------ Provided material ------

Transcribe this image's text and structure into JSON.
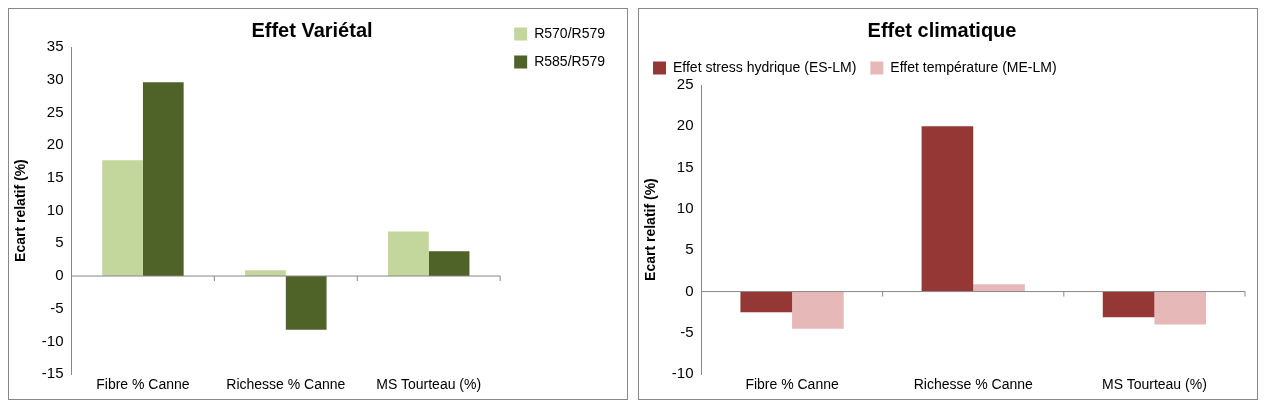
{
  "chart_data": [
    {
      "type": "bar",
      "title": "Effet Variétal",
      "ylabel": "Ecart relatif (%)",
      "categories": [
        "Fibre % Canne",
        "Richesse % Canne",
        "MS Tourteau (%)"
      ],
      "series": [
        {
          "name": "R570/R579",
          "color": "#c3d69b",
          "values": [
            17.7,
            0.9,
            6.8
          ]
        },
        {
          "name": "R585/R579",
          "color": "#4f6228",
          "values": [
            29.6,
            -8.2,
            3.8
          ]
        }
      ],
      "ylim": [
        -15,
        35
      ],
      "yticks": [
        -15,
        -10,
        -5,
        0,
        5,
        10,
        15,
        20,
        25,
        30,
        35
      ],
      "grid": false,
      "legend": "top right",
      "ref_lines": [
        {
          "axis": "y",
          "value": 0,
          "color": "#888888"
        }
      ]
    },
    {
      "type": "bar",
      "title": "Effet climatique",
      "ylabel": "Ecart relatif (%)",
      "categories": [
        "Fibre % Canne",
        "Richesse % Canne",
        "MS Tourteau (%)"
      ],
      "series": [
        {
          "name": "Effet stress hydrique (ES-LM)",
          "color": "#953735",
          "values": [
            -2.5,
            20,
            -3.1
          ]
        },
        {
          "name": "Effet température (ME-LM)",
          "color": "#e6b9b8",
          "values": [
            -4.5,
            0.9,
            -4.0
          ]
        }
      ],
      "ylim": [
        -10,
        25
      ],
      "yticks": [
        -10,
        -5,
        0,
        5,
        10,
        15,
        20,
        25
      ],
      "grid": false,
      "legend": "top",
      "ref_lines": [
        {
          "axis": "y",
          "value": 0,
          "color": "#888888"
        }
      ]
    }
  ]
}
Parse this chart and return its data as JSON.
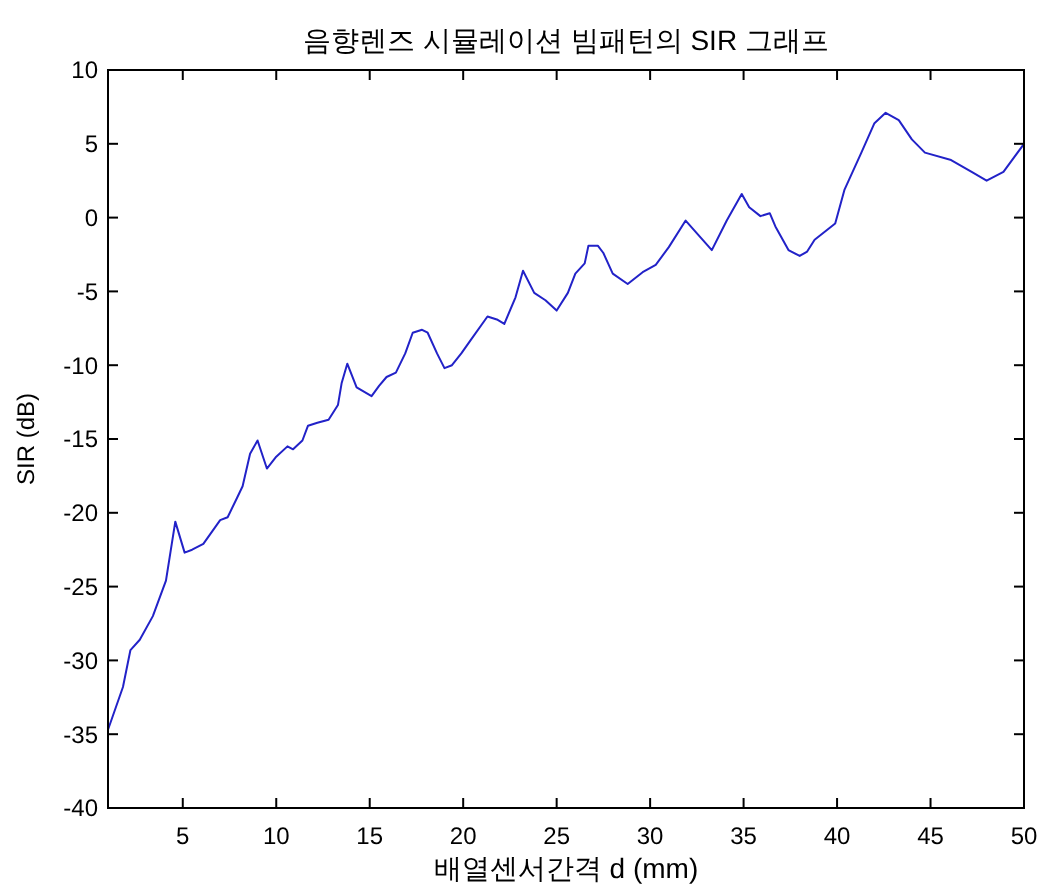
{
  "chart_data": {
    "type": "line",
    "title": "음향렌즈 시뮬레이션 빔패턴의 SIR 그래프",
    "xlabel": "배열센서간격 d (mm)",
    "ylabel": "SIR (dB)",
    "x": [
      1.0,
      1.8,
      2.2,
      2.7,
      3.4,
      4.1,
      4.3,
      4.6,
      5.1,
      5.5,
      6.1,
      7.0,
      7.4,
      7.9,
      8.2,
      8.6,
      9.0,
      9.5,
      10.0,
      10.6,
      10.9,
      11.4,
      11.7,
      12.2,
      12.8,
      13.3,
      13.5,
      13.8,
      14.3,
      15.1,
      15.5,
      15.9,
      16.4,
      16.9,
      17.3,
      17.8,
      18.1,
      18.6,
      19.0,
      19.4,
      19.9,
      20.4,
      21.3,
      21.8,
      22.2,
      22.8,
      23.2,
      23.8,
      24.4,
      25.0,
      25.6,
      26.0,
      26.5,
      26.7,
      27.2,
      27.5,
      28.0,
      28.8,
      29.6,
      30.3,
      31.0,
      31.9,
      32.6,
      33.3,
      34.1,
      34.9,
      35.3,
      35.9,
      36.4,
      36.7,
      37.4,
      38.0,
      38.4,
      38.8,
      39.9,
      40.4,
      41.3,
      42.0,
      42.6,
      43.3,
      44.0,
      44.7,
      46.1,
      47.2,
      48.0,
      48.9,
      50.0
    ],
    "values": [
      -34.7,
      -31.8,
      -29.3,
      -28.6,
      -27.0,
      -24.6,
      -23.0,
      -20.6,
      -22.7,
      -22.5,
      -22.1,
      -20.5,
      -20.3,
      -19.0,
      -18.2,
      -16.0,
      -15.1,
      -17.0,
      -16.2,
      -15.5,
      -15.7,
      -15.1,
      -14.1,
      -13.9,
      -13.7,
      -12.7,
      -11.2,
      -9.9,
      -11.5,
      -12.1,
      -11.4,
      -10.8,
      -10.5,
      -9.2,
      -7.8,
      -7.6,
      -7.8,
      -9.2,
      -10.2,
      -10.0,
      -9.2,
      -8.3,
      -6.7,
      -6.9,
      -7.2,
      -5.4,
      -3.6,
      -5.1,
      -5.6,
      -6.3,
      -5.1,
      -3.8,
      -3.1,
      -1.9,
      -1.9,
      -2.4,
      -3.8,
      -4.5,
      -3.7,
      -3.2,
      -2.0,
      -0.2,
      -1.2,
      -2.2,
      -0.2,
      1.6,
      0.7,
      0.1,
      0.3,
      -0.6,
      -2.2,
      -2.6,
      -2.3,
      -1.5,
      -0.4,
      1.9,
      4.4,
      6.4,
      7.1,
      6.6,
      5.3,
      4.4,
      3.9,
      3.1,
      2.5,
      3.1,
      5.0
    ],
    "color": "#2222c8",
    "line_style": "solid",
    "xlim": [
      1,
      50
    ],
    "ylim": [
      -40,
      10
    ],
    "xticks": [
      5,
      10,
      15,
      20,
      25,
      30,
      35,
      40,
      45,
      50
    ],
    "yticks": [
      -40,
      -35,
      -30,
      -25,
      -20,
      -15,
      -10,
      -5,
      0,
      5,
      10
    ]
  }
}
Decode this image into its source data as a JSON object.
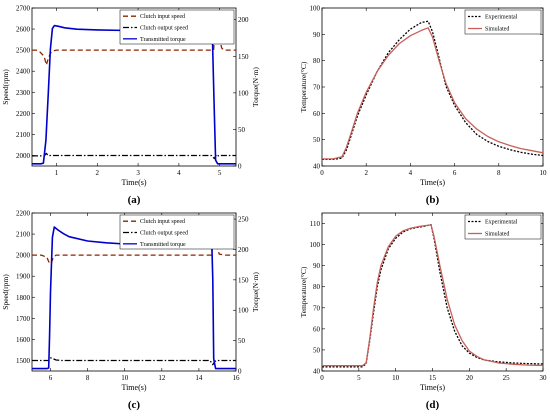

------

**Set exercise**.
Copy out all the data without changing anything, and drop the pictures.

**Solution**.
Transcribe this image's text and structure into JSON.
{
  "chart_data": [
    {
      "type": "bar",
      "title": "Effet Variétal",
      "ylabel": "Ecart relatif (%)",
      "categories": [
        "Fibre % Canne",
        "Richesse % Canne",
        "MS Tourteau (%)"
      ],
      "series": [
        {
          "name": "R570/R579",
          "color": "#c3d69b",
          "values": [
            17.7,
            0.9,
            6.8
          ]
        },
        {
          "name": "R585/R579",
          "color": "#4f6228",
          "values": [
            29.6,
            -8.2,
            3.8
          ]
        }
      ],
      "ylim": [
        -15,
        35
      ],
      "yticks": [
        -15,
        -10,
        -5,
        0,
        5,
        10,
        15,
        20,
        25,
        30,
        35
      ],
      "grid": false,
      "legend": "top right",
      "ref_lines": [
        {
          "axis": "y",
          "value": 0,
          "color": "#888888"
        }
      ]
    },
    {
      "type": "bar",
      "title": "Effet climatique",
      "ylabel": "Ecart relatif (%)",
      "categories": [
        "Fibre % Canne",
        "Richesse % Canne",
        "MS Tourteau (%)"
      ],
      "series": [
        {
          "name": "Effet stress hydrique (ES-LM)",
          "color": "#953735",
          "values": [
            -2.5,
            20,
            -3.1
          ]
        },
        {
          "name": "Effet température (ME-LM)",
          "color": "#e6b9b8",
          "values": [
            -4.5,
            0.9,
            -4.0
          ]
        }
      ],
      "ylim": [
        -10,
        25
      ],
      "yticks": [
        -10,
        -5,
        0,
        5,
        10,
        15,
        20,
        25
      ],
      "grid": false,
      "legend": "top",
      "ref_lines": [
        {
          "axis": "y",
          "value": 0,
          "color": "#888888"
        }
      ]
    }
  ]
}
Parse this chart and return its data as JSON.
{
  "chart_data": {
    "type": "line",
    "title": "음향렌즈 시뮬레이션 빔패턴의 SIR 그래프",
    "xlabel": "배열센서간격 d (mm)",
    "ylabel": "SIR (dB)",
    "x": [
      1.0,
      1.8,
      2.2,
      2.7,
      3.4,
      4.1,
      4.3,
      4.6,
      5.1,
      5.5,
      6.1,
      7.0,
      7.4,
      7.9,
      8.2,
      8.6,
      9.0,
      9.5,
      10.0,
      10.6,
      10.9,
      11.4,
      11.7,
      12.2,
      12.8,
      13.3,
      13.5,
      13.8,
      14.3,
      15.1,
      15.5,
      15.9,
      16.4,
      16.9,
      17.3,
      17.8,
      18.1,
      18.6,
      19.0,
      19.4,
      19.9,
      20.4,
      21.3,
      21.8,
      22.2,
      22.8,
      23.2,
      23.8,
      24.4,
      25.0,
      25.6,
      26.0,
      26.5,
      26.7,
      27.2,
      27.5,
      28.0,
      28.8,
      29.6,
      30.3,
      31.0,
      31.9,
      32.6,
      33.3,
      34.1,
      34.9,
      35.3,
      35.9,
      36.4,
      36.7,
      37.4,
      38.0,
      38.4,
      38.8,
      39.9,
      40.4,
      41.3,
      42.0,
      42.6,
      43.3,
      44.0,
      44.7,
      46.1,
      47.2,
      48.0,
      48.9,
      50.0
    ],
    "values": [
      -34.7,
      -31.8,
      -29.3,
      -28.6,
      -27.0,
      -24.6,
      -23.0,
      -20.6,
      -22.7,
      -22.5,
      -22.1,
      -20.5,
      -20.3,
      -19.0,
      -18.2,
      -16.0,
      -15.1,
      -17.0,
      -16.2,
      -15.5,
      -15.7,
      -15.1,
      -14.1,
      -13.9,
      -13.7,
      -12.7,
      -11.2,
      -9.9,
      -11.5,
      -12.1,
      -11.4,
      -10.8,
      -10.5,
      -9.2,
      -7.8,
      -7.6,
      -7.8,
      -9.2,
      -10.2,
      -10.0,
      -9.2,
      -8.3,
      -6.7,
      -6.9,
      -7.2,
      -5.4,
      -3.6,
      -5.1,
      -5.6,
      -6.3,
      -5.1,
      -3.8,
      -3.1,
      -1.9,
      -1.9,
      -2.4,
      -3.8,
      -4.5,
      -3.7,
      -3.2,
      -2.0,
      -0.2,
      -1.2,
      -2.2,
      -0.2,
      1.6,
      0.7,
      0.1,
      0.3,
      -0.6,
      -2.2,
      -2.6,
      -2.3,
      -1.5,
      -0.4,
      1.9,
      4.4,
      6.4,
      7.1,
      6.6,
      5.3,
      4.4,
      3.9,
      3.1,
      2.5,
      3.1,
      5.0
    ],
    "color": "#2222c8",
    "line_style": "solid",
    "xlim": [
      1,
      50
    ],
    "ylim": [
      -40,
      10
    ],
    "xticks": [
      5,
      10,
      15,
      20,
      25,
      30,
      35,
      40,
      45,
      50
    ],
    "yticks": [
      -40,
      -35,
      -30,
      -25,
      -20,
      -15,
      -10,
      -5,
      0,
      5,
      10
    ]
  }
}
Decode this image into its source data as a JSON object.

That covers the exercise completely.